## [What needs to be done]
Render the following material again verbatim, leaving nothing out.

(Saved data entries)

━━━━━━━━━━━━━━━━━━━━

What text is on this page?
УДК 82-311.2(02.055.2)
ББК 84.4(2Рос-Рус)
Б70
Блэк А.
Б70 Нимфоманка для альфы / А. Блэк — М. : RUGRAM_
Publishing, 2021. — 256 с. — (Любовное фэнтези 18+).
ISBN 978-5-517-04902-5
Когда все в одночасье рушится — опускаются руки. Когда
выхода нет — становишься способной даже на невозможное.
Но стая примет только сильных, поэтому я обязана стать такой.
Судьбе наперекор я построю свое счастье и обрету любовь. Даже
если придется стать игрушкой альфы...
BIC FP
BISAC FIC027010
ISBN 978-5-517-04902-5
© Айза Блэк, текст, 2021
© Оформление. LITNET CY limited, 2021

━━━━━━━━━━━━━━━━━━━━

## [Task response]
What text is on this page?
УДК 82-311.2(02.055.2)
ББК 84.4(2Рос-Рус)
Б70
Блэк А.
Б70 Нимфоманка для альфы / А. Блэк — М. : RUGRAM_
Publishing, 2021. — 256 с. — (Любовное фэнтези 18+).
ISBN 978-5-517-04902-5
Когда все в одночасье рушится — опускаются руки. Когда
выхода нет — становишься способной даже на невозможное.
Но стая примет только сильных, поэтому я обязана стать такой.
Судьбе наперекор я построю свое счастье и обрету любовь. Даже
если придется стать игрушкой альфы...
BIC FP
BISAC FIC027010
ISBN 978-5-517-04902-5
© Айза Блэк, текст, 2021
© Оформление. LITNET CY limited, 2021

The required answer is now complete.